[Your instructions]:
Count how many lines hold the word "image" and give that number as the whole answer.

[Stored data entries]:
━━━━

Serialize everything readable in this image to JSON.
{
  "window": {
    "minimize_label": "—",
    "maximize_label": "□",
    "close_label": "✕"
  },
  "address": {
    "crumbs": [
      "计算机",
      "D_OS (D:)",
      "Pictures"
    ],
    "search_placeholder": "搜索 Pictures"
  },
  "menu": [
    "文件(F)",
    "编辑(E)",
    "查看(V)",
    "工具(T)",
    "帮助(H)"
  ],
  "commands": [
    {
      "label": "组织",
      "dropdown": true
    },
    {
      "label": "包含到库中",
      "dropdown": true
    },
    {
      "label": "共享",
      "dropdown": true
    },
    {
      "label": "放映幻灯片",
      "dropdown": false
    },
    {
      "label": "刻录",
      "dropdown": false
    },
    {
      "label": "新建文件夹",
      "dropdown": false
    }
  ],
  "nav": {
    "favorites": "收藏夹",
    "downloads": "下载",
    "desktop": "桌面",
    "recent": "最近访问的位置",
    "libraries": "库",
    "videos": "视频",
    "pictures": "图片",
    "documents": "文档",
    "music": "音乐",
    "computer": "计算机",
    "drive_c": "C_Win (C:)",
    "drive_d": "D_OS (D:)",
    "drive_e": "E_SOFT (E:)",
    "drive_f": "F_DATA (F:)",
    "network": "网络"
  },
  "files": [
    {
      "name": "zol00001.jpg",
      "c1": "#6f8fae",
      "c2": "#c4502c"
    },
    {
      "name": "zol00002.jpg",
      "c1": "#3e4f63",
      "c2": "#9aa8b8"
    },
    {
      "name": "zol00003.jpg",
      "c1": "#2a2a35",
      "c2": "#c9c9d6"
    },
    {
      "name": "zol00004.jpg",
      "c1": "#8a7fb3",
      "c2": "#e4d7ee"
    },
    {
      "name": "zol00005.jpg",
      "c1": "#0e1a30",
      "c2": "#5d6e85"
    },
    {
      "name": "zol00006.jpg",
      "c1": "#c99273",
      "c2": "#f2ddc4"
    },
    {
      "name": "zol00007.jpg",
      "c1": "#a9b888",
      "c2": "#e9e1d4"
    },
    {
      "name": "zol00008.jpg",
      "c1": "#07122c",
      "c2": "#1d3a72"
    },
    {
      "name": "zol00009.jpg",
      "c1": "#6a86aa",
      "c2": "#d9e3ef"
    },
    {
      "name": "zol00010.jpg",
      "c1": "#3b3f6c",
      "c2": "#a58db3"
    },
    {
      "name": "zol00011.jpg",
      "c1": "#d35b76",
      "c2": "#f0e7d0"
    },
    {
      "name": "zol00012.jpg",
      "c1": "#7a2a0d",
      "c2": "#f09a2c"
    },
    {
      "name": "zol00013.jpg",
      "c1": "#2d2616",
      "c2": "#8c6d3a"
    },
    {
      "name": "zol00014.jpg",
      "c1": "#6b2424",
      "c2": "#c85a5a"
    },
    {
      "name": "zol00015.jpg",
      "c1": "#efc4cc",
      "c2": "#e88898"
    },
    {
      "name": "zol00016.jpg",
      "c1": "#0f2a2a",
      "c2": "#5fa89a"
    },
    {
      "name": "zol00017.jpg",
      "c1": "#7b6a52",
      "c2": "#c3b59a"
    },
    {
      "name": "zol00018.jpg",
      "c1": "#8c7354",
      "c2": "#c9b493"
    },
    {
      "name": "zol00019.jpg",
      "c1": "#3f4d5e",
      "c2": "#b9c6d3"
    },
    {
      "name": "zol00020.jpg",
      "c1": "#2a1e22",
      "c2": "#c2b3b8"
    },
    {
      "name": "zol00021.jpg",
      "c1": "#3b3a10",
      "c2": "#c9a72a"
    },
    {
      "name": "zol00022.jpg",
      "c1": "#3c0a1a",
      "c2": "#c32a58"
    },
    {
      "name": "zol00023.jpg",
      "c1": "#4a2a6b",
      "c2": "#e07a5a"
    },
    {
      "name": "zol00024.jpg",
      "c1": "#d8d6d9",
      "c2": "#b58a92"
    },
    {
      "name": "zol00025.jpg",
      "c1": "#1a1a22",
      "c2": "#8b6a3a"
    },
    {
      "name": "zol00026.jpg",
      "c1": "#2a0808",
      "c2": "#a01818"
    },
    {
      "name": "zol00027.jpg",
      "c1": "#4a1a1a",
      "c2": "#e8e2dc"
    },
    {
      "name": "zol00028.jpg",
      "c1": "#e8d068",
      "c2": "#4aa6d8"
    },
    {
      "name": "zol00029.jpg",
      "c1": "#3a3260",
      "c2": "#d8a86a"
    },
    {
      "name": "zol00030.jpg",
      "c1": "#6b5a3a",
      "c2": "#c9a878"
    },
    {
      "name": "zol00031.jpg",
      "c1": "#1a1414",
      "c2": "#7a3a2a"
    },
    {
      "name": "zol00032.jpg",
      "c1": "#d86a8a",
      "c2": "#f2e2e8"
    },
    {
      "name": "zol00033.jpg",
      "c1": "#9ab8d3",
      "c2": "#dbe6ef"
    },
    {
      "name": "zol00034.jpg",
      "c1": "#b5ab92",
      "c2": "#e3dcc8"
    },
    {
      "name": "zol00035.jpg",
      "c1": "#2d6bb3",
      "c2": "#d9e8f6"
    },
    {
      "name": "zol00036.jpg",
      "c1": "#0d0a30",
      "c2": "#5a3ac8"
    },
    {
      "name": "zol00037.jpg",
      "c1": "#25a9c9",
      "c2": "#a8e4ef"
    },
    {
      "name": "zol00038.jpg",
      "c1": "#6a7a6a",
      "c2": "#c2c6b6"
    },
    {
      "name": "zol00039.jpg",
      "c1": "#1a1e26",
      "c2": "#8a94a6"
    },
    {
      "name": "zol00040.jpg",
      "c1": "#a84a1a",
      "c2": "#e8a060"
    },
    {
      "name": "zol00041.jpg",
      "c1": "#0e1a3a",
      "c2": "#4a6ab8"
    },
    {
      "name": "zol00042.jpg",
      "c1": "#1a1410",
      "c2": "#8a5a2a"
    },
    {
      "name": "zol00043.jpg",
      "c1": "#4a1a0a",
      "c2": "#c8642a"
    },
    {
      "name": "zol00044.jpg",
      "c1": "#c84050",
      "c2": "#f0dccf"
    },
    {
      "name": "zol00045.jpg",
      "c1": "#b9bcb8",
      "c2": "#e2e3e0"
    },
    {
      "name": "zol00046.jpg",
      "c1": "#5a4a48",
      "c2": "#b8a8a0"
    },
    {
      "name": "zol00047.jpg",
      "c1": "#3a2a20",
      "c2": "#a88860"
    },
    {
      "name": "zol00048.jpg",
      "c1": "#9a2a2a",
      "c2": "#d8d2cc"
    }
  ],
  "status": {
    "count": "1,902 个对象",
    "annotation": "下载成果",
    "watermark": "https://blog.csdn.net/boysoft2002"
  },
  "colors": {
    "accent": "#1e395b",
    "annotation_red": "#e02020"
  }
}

━━━━

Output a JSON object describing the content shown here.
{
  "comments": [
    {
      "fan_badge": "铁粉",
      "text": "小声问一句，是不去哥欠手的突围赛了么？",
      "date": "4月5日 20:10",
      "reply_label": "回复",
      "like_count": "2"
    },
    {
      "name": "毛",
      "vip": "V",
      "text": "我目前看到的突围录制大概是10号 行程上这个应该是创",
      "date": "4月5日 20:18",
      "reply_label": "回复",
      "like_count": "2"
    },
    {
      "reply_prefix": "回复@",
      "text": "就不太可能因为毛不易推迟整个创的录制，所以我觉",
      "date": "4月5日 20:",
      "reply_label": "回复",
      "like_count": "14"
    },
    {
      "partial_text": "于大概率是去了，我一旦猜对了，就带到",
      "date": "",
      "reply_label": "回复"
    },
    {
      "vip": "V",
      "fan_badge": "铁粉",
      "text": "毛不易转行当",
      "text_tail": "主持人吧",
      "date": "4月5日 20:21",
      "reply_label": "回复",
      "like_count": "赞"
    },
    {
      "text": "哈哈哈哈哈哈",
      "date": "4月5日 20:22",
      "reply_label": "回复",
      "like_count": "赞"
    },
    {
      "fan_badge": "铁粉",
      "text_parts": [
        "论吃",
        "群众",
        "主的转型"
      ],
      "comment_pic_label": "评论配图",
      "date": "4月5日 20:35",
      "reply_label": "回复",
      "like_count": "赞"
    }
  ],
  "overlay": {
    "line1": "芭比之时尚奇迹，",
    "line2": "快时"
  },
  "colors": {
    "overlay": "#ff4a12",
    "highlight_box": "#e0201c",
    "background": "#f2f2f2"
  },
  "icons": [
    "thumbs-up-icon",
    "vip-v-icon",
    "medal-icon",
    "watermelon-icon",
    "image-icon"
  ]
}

━━━━

[Correct result]:
2